__WHAT YOU WILL DO__
Copy all the material that follows, keeping every character the same.

··· GIVEN ENTRIES ···

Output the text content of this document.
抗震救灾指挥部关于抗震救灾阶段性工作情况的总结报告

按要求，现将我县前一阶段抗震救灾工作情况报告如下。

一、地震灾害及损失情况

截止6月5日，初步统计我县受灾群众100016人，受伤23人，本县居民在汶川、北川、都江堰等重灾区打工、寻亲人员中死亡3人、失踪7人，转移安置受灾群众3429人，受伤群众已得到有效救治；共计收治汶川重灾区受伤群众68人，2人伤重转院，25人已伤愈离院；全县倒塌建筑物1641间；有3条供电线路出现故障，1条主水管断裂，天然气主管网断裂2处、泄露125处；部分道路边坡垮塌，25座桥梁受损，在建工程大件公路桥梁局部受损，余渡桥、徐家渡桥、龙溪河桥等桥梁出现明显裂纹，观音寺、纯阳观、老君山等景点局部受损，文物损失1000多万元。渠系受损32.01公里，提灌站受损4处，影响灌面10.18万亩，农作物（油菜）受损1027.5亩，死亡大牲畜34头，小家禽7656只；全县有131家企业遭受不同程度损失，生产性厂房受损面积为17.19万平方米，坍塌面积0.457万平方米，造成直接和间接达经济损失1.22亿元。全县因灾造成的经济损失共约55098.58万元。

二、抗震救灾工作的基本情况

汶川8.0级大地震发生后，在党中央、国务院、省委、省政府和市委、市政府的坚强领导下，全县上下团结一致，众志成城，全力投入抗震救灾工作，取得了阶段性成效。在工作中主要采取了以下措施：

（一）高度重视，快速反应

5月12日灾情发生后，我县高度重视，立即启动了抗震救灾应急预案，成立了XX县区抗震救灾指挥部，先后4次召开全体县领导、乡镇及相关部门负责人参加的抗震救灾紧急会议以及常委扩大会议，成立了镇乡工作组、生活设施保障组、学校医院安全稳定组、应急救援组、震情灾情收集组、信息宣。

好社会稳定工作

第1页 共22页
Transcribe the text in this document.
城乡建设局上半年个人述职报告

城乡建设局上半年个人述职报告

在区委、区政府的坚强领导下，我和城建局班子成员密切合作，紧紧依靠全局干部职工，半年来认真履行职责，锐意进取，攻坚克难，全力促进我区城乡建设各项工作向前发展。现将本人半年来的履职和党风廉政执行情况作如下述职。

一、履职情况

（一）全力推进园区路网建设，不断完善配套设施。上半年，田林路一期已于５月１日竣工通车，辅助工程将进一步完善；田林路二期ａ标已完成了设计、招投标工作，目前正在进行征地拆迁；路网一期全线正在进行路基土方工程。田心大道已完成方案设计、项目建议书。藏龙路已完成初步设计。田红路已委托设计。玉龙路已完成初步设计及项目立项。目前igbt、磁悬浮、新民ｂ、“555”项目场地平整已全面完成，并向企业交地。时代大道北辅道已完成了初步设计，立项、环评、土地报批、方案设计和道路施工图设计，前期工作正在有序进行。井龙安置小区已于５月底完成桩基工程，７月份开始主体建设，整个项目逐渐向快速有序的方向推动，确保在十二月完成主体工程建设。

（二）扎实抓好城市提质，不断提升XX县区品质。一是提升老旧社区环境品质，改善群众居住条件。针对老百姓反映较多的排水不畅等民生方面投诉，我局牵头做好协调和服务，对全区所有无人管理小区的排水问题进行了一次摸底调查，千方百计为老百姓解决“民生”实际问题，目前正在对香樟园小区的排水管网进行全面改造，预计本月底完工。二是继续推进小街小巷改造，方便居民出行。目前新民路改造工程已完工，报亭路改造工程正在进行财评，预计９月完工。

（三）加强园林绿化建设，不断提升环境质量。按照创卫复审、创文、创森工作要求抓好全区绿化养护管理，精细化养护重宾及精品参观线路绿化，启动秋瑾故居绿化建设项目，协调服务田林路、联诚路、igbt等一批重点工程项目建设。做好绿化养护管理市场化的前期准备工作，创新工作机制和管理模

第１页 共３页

···

__EXERCISE RESULT__
Output the text content of this document.
抗震救灾指挥部关于抗震救灾阶段性工作情况的总结报告

按要求，现将我县前一阶段抗震救灾工作情况报告如下。

一、地震灾害及损失情况

截止6月5日，初步统计我县受灾群众100016人，受伤23人，本县居民在汶川、北川、都江堰等重灾区打工、寻亲人员中死亡3人、失踪7人，转移安置受灾群众3429人，受伤群众已得到有效救治；共计收治汶川重灾区受伤群众68人，2人伤重转院，25人已伤愈离院；全县倒塌建筑物1641间；有3条供电线路出现故障，1条主水管断裂，天然气主管网断裂2处、泄露125处；部分道路边坡垮塌，25座桥梁受损，在建工程大件公路桥梁局部受损，余渡桥、徐家渡桥、龙溪河桥等桥梁出现明显裂纹，观音寺、纯阳观、老君山等景点局部受损，文物损失1000多万元。渠系受损32.01公里，提灌站受损4处，影响灌面10.18万亩，农作物（油菜）受损1027.5亩，死亡大牲畜34头，小家禽7656只；全县有131家企业遭受不同程度损失，生产性厂房受损面积为17.19万平方米，坍塌面积0.457万平方米，造成直接和间接达经济损失1.22亿元。全县因灾造成的经济损失共约55098.58万元。

二、抗震救灾工作的基本情况

汶川8.0级大地震发生后，在党中央、国务院、省委、省政府和市委、市政府的坚强领导下，全县上下团结一致，众志成城，全力投入抗震救灾工作，取得了阶段性成效。在工作中主要采取了以下措施：

（一）高度重视，快速反应

5月12日灾情发生后，我县高度重视，立即启动了抗震救灾应急预案，成立了XX县区抗震救灾指挥部，先后4次召开全体县领导、乡镇及相关部门负责人参加的抗震救灾紧急会议以及常委扩大会议，成立了镇乡工作组、生活设施保障组、学校医院安全稳定组、应急救援组、震情灾情收集组、信息宣。

好社会稳定工作

第1页 共22页
Transcribe the text in this document.
城乡建设局上半年个人述职报告

城乡建设局上半年个人述职报告

在区委、区政府的坚强领导下，我和城建局班子成员密切合作，紧紧依靠全局干部职工，半年来认真履行职责，锐意进取，攻坚克难，全力促进我区城乡建设各项工作向前发展。现将本人半年来的履职和党风廉政执行情况作如下述职。

一、履职情况

（一）全力推进园区路网建设，不断完善配套设施。上半年，田林路一期已于５月１日竣工通车，辅助工程将进一步完善；田林路二期ａ标已完成了设计、招投标工作，目前正在进行征地拆迁；路网一期全线正在进行路基土方工程。田心大道已完成方案设计、项目建议书。藏龙路已完成初步设计。田红路已委托设计。玉龙路已完成初步设计及项目立项。目前igbt、磁悬浮、新民ｂ、“555”项目场地平整已全面完成，并向企业交地。时代大道北辅道已完成了初步设计，立项、环评、土地报批、方案设计和道路施工图设计，前期工作正在有序进行。井龙安置小区已于５月底完成桩基工程，７月份开始主体建设，整个项目逐渐向快速有序的方向推动，确保在十二月完成主体工程建设。

（二）扎实抓好城市提质，不断提升XX县区品质。一是提升老旧社区环境品质，改善群众居住条件。针对老百姓反映较多的排水不畅等民生方面投诉，我局牵头做好协调和服务，对全区所有无人管理小区的排水问题进行了一次摸底调查，千方百计为老百姓解决“民生”实际问题，目前正在对香樟园小区的排水管网进行全面改造，预计本月底完工。二是继续推进小街小巷改造，方便居民出行。目前新民路改造工程已完工，报亭路改造工程正在进行财评，预计９月完工。

（三）加强园林绿化建设，不断提升环境质量。按照创卫复审、创文、创森工作要求抓好全区绿化养护管理，精细化养护重宾及精品参观线路绿化，启动秋瑾故居绿化建设项目，协调服务田林路、联诚路、igbt等一批重点工程项目建设。做好绿化养护管理市场化的前期准备工作，创新工作机制和管理模

第１页 共３页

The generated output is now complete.